**Data for this task**
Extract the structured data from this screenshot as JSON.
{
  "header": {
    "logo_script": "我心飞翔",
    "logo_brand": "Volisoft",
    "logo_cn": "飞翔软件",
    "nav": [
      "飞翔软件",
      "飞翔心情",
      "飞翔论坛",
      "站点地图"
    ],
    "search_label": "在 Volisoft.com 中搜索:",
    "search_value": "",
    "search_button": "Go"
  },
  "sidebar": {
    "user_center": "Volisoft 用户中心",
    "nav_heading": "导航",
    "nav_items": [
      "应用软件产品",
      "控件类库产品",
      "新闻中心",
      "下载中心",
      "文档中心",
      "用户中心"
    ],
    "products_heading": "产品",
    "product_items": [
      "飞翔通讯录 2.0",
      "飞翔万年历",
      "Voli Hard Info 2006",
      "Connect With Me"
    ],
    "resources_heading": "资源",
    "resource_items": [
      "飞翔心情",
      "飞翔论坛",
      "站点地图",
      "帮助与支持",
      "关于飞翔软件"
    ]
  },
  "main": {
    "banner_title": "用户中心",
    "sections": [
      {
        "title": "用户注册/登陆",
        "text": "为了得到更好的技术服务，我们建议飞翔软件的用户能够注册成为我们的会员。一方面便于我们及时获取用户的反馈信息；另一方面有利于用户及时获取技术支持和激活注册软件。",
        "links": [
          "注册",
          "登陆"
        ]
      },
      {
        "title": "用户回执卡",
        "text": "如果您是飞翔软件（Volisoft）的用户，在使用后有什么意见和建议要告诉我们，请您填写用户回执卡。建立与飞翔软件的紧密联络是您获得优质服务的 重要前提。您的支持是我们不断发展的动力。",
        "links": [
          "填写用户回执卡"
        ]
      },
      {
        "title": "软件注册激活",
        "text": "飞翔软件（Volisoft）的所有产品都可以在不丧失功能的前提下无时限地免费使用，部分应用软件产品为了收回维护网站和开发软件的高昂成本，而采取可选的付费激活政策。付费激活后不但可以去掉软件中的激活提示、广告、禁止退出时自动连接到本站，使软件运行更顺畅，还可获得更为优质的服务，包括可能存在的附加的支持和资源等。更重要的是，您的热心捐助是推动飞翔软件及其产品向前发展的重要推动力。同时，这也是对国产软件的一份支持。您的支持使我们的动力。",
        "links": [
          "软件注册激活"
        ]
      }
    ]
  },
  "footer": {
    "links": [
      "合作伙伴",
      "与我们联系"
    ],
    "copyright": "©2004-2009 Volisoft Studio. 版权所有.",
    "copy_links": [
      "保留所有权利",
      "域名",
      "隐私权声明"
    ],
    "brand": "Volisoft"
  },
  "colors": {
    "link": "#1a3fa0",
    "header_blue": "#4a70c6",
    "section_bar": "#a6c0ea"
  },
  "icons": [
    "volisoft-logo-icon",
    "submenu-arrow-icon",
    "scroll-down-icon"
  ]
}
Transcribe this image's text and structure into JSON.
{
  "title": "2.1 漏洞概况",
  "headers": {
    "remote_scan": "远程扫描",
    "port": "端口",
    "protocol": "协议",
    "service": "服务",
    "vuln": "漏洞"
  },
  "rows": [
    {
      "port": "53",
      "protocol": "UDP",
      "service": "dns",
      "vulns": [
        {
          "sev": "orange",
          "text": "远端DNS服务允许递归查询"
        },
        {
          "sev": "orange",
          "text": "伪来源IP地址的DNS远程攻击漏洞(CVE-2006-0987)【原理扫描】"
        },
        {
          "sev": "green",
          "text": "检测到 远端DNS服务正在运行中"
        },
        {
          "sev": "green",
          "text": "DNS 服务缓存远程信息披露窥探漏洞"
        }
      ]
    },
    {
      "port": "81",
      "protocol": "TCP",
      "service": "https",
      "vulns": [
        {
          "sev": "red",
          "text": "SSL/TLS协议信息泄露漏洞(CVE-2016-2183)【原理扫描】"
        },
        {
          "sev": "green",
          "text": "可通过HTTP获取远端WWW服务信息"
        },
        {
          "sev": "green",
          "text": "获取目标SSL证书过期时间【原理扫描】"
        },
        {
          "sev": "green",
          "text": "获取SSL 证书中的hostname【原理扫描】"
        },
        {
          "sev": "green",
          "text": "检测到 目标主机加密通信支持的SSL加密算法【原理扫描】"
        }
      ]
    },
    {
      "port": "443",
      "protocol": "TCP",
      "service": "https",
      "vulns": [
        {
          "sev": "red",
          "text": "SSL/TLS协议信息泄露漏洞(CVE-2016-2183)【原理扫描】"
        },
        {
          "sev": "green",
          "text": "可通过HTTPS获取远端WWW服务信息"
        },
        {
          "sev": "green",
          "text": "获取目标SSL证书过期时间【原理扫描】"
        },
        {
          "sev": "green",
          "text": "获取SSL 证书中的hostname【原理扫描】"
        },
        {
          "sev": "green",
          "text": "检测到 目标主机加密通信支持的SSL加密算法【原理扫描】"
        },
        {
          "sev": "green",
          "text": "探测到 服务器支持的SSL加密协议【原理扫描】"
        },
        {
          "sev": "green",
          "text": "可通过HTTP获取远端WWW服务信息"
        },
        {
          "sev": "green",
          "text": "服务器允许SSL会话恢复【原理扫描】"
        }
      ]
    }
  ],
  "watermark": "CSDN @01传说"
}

**Stated problem**
Write out the full listing exactly as given.

**Result of this task**
Extract the structured data from this screenshot as JSON.
{
  "header": {
    "logo_script": "我心飞翔",
    "logo_brand": "Volisoft",
    "logo_cn": "飞翔软件",
    "nav": [
      "飞翔软件",
      "飞翔心情",
      "飞翔论坛",
      "站点地图"
    ],
    "search_label": "在 Volisoft.com 中搜索:",
    "search_value": "",
    "search_button": "Go"
  },
  "sidebar": {
    "user_center": "Volisoft 用户中心",
    "nav_heading": "导航",
    "nav_items": [
      "应用软件产品",
      "控件类库产品",
      "新闻中心",
      "下载中心",
      "文档中心",
      "用户中心"
    ],
    "products_heading": "产品",
    "product_items": [
      "飞翔通讯录 2.0",
      "飞翔万年历",
      "Voli Hard Info 2006",
      "Connect With Me"
    ],
    "resources_heading": "资源",
    "resource_items": [
      "飞翔心情",
      "飞翔论坛",
      "站点地图",
      "帮助与支持",
      "关于飞翔软件"
    ]
  },
  "main": {
    "banner_title": "用户中心",
    "sections": [
      {
        "title": "用户注册/登陆",
        "text": "为了得到更好的技术服务，我们建议飞翔软件的用户能够注册成为我们的会员。一方面便于我们及时获取用户的反馈信息；另一方面有利于用户及时获取技术支持和激活注册软件。",
        "links": [
          "注册",
          "登陆"
        ]
      },
      {
        "title": "用户回执卡",
        "text": "如果您是飞翔软件（Volisoft）的用户，在使用后有什么意见和建议要告诉我们，请您填写用户回执卡。建立与飞翔软件的紧密联络是您获得优质服务的 重要前提。您的支持是我们不断发展的动力。",
        "links": [
          "填写用户回执卡"
        ]
      },
      {
        "title": "软件注册激活",
        "text": "飞翔软件（Volisoft）的所有产品都可以在不丧失功能的前提下无时限地免费使用，部分应用软件产品为了收回维护网站和开发软件的高昂成本，而采取可选的付费激活政策。付费激活后不但可以去掉软件中的激活提示、广告、禁止退出时自动连接到本站，使软件运行更顺畅，还可获得更为优质的服务，包括可能存在的附加的支持和资源等。更重要的是，您的热心捐助是推动飞翔软件及其产品向前发展的重要推动力。同时，这也是对国产软件的一份支持。您的支持使我们的动力。",
        "links": [
          "软件注册激活"
        ]
      }
    ]
  },
  "footer": {
    "links": [
      "合作伙伴",
      "与我们联系"
    ],
    "copyright": "©2004-2009 Volisoft Studio. 版权所有.",
    "copy_links": [
      "保留所有权利",
      "域名",
      "隐私权声明"
    ],
    "brand": "Volisoft"
  },
  "colors": {
    "link": "#1a3fa0",
    "header_blue": "#4a70c6",
    "section_bar": "#a6c0ea"
  },
  "icons": [
    "volisoft-logo-icon",
    "submenu-arrow-icon",
    "scroll-down-icon"
  ]
}
Transcribe this image's text and structure into JSON.
{
  "title": "2.1 漏洞概况",
  "headers": {
    "remote_scan": "远程扫描",
    "port": "端口",
    "protocol": "协议",
    "service": "服务",
    "vuln": "漏洞"
  },
  "rows": [
    {
      "port": "53",
      "protocol": "UDP",
      "service": "dns",
      "vulns": [
        {
          "sev": "orange",
          "text": "远端DNS服务允许递归查询"
        },
        {
          "sev": "orange",
          "text": "伪来源IP地址的DNS远程攻击漏洞(CVE-2006-0987)【原理扫描】"
        },
        {
          "sev": "green",
          "text": "检测到 远端DNS服务正在运行中"
        },
        {
          "sev": "green",
          "text": "DNS 服务缓存远程信息披露窥探漏洞"
        }
      ]
    },
    {
      "port": "81",
      "protocol": "TCP",
      "service": "https",
      "vulns": [
        {
          "sev": "red",
          "text": "SSL/TLS协议信息泄露漏洞(CVE-2016-2183)【原理扫描】"
        },
        {
          "sev": "green",
          "text": "可通过HTTP获取远端WWW服务信息"
        },
        {
          "sev": "green",
          "text": "获取目标SSL证书过期时间【原理扫描】"
        },
        {
          "sev": "green",
          "text": "获取SSL 证书中的hostname【原理扫描】"
        },
        {
          "sev": "green",
          "text": "检测到 目标主机加密通信支持的SSL加密算法【原理扫描】"
        }
      ]
    },
    {
      "port": "443",
      "protocol": "TCP",
      "service": "https",
      "vulns": [
        {
          "sev": "red",
          "text": "SSL/TLS协议信息泄露漏洞(CVE-2016-2183)【原理扫描】"
        },
        {
          "sev": "green",
          "text": "可通过HTTPS获取远端WWW服务信息"
        },
        {
          "sev": "green",
          "text": "获取目标SSL证书过期时间【原理扫描】"
        },
        {
          "sev": "green",
          "text": "获取SSL 证书中的hostname【原理扫描】"
        },
        {
          "sev": "green",
          "text": "检测到 目标主机加密通信支持的SSL加密算法【原理扫描】"
        },
        {
          "sev": "green",
          "text": "探测到 服务器支持的SSL加密协议【原理扫描】"
        },
        {
          "sev": "green",
          "text": "可通过HTTP获取远端WWW服务信息"
        },
        {
          "sev": "green",
          "text": "服务器允许SSL会话恢复【原理扫描】"
        }
      ]
    }
  ],
  "watermark": "CSDN @01传说"
}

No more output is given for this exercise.